# WHAT TO WORK ON
Every entry must be repeated exactly. Exclude all pictures.

====================

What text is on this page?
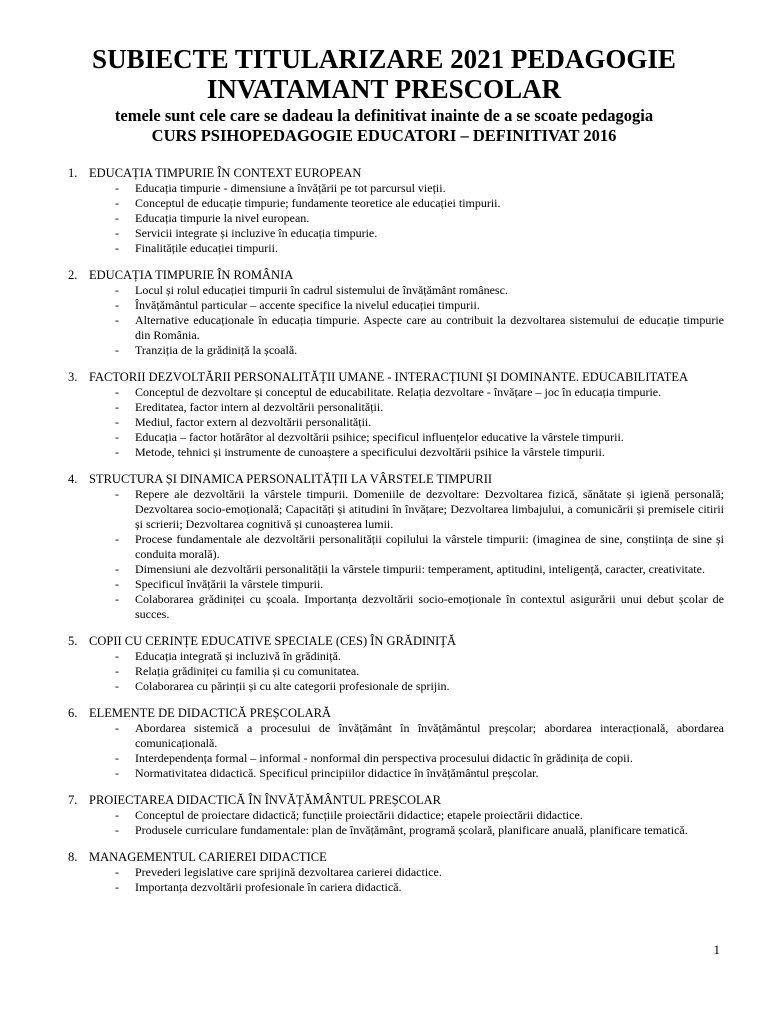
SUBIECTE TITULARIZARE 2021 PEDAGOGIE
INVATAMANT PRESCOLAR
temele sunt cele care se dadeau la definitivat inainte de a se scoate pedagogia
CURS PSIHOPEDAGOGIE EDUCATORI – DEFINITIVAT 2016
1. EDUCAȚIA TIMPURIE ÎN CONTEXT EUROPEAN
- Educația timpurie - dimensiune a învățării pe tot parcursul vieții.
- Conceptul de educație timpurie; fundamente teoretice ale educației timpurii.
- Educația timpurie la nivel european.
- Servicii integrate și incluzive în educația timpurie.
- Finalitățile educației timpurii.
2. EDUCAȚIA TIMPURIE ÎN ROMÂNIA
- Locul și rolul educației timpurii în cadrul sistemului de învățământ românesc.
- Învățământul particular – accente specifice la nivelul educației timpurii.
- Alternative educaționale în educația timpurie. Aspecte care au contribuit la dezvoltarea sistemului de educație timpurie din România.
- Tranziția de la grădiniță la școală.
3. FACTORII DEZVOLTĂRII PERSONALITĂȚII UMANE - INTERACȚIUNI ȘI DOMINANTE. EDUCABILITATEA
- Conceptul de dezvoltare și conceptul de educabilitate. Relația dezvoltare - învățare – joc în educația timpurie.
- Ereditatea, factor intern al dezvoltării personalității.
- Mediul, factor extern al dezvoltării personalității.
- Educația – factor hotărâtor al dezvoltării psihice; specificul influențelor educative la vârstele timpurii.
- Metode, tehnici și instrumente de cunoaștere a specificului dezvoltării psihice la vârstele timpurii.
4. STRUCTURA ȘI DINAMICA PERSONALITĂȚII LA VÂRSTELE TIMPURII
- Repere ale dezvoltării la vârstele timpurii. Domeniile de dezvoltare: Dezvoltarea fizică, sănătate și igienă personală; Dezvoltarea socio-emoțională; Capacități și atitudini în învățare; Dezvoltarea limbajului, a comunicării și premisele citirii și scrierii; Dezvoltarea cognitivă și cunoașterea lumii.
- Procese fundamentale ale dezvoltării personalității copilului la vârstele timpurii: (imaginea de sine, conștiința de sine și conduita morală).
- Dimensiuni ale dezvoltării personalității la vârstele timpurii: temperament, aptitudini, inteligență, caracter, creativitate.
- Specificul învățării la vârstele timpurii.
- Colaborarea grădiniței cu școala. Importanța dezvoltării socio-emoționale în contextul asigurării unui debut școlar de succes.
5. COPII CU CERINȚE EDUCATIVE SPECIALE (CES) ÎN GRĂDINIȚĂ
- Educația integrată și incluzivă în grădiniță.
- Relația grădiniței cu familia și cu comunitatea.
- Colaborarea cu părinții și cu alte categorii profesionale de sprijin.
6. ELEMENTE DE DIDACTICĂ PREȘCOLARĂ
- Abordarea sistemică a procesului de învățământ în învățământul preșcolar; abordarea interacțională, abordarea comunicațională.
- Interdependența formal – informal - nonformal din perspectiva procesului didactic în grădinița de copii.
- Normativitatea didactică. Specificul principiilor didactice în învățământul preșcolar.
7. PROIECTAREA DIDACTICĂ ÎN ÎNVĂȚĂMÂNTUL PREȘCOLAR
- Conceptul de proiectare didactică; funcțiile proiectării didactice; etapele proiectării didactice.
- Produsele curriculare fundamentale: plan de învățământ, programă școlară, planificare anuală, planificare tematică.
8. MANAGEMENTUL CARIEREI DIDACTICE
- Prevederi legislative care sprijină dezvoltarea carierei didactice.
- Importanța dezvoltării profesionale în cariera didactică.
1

====================

# RESPONSE TO THIS TASK
What text is on this page?
SUBIECTE TITULARIZARE 2021 PEDAGOGIE
INVATAMANT PRESCOLAR
temele sunt cele care se dadeau la definitivat inainte de a se scoate pedagogia
CURS PSIHOPEDAGOGIE EDUCATORI – DEFINITIVAT 2016
1. EDUCAȚIA TIMPURIE ÎN CONTEXT EUROPEAN
- Educația timpurie - dimensiune a învățării pe tot parcursul vieții.
- Conceptul de educație timpurie; fundamente teoretice ale educației timpurii.
- Educația timpurie la nivel european.
- Servicii integrate și incluzive în educația timpurie.
- Finalitățile educației timpurii.
2. EDUCAȚIA TIMPURIE ÎN ROMÂNIA
- Locul și rolul educației timpurii în cadrul sistemului de învățământ românesc.
- Învățământul particular – accente specifice la nivelul educației timpurii.
- Alternative educaționale în educația timpurie. Aspecte care au contribuit la dezvoltarea sistemului de educație timpurie din România.
- Tranziția de la grădiniță la școală.
3. FACTORII DEZVOLTĂRII PERSONALITĂȚII UMANE - INTERACȚIUNI ȘI DOMINANTE. EDUCABILITATEA
- Conceptul de dezvoltare și conceptul de educabilitate. Relația dezvoltare - învățare – joc în educația timpurie.
- Ereditatea, factor intern al dezvoltării personalității.
- Mediul, factor extern al dezvoltării personalității.
- Educația – factor hotărâtor al dezvoltării psihice; specificul influențelor educative la vârstele timpurii.
- Metode, tehnici și instrumente de cunoaștere a specificului dezvoltării psihice la vârstele timpurii.
4. STRUCTURA ȘI DINAMICA PERSONALITĂȚII LA VÂRSTELE TIMPURII
- Repere ale dezvoltării la vârstele timpurii. Domeniile de dezvoltare: Dezvoltarea fizică, sănătate și igienă personală; Dezvoltarea socio-emoțională; Capacități și atitudini în învățare; Dezvoltarea limbajului, a comunicării și premisele citirii și scrierii; Dezvoltarea cognitivă și cunoașterea lumii.
- Procese fundamentale ale dezvoltării personalității copilului la vârstele timpurii: (imaginea de sine, conștiința de sine și conduita morală).
- Dimensiuni ale dezvoltării personalității la vârstele timpurii: temperament, aptitudini, inteligență, caracter, creativitate.
- Specificul învățării la vârstele timpurii.
- Colaborarea grădiniței cu școala. Importanța dezvoltării socio-emoționale în contextul asigurării unui debut școlar de succes.
5. COPII CU CERINȚE EDUCATIVE SPECIALE (CES) ÎN GRĂDINIȚĂ
- Educația integrată și incluzivă în grădiniță.
- Relația grădiniței cu familia și cu comunitatea.
- Colaborarea cu părinții și cu alte categorii profesionale de sprijin.
6. ELEMENTE DE DIDACTICĂ PREȘCOLARĂ
- Abordarea sistemică a procesului de învățământ în învățământul preșcolar; abordarea interacțională, abordarea comunicațională.
- Interdependența formal – informal - nonformal din perspectiva procesului didactic în grădinița de copii.
- Normativitatea didactică. Specificul principiilor didactice în învățământul preșcolar.
7. PROIECTAREA DIDACTICĂ ÎN ÎNVĂȚĂMÂNTUL PREȘCOLAR
- Conceptul de proiectare didactică; funcțiile proiectării didactice; etapele proiectării didactice.
- Produsele curriculare fundamentale: plan de învățământ, programă școlară, planificare anuală, planificare tematică.
8. MANAGEMENTUL CARIEREI DIDACTICE
- Prevederi legislative care sprijină dezvoltarea carierei didactice.
- Importanța dezvoltării profesionale în cariera didactică.
1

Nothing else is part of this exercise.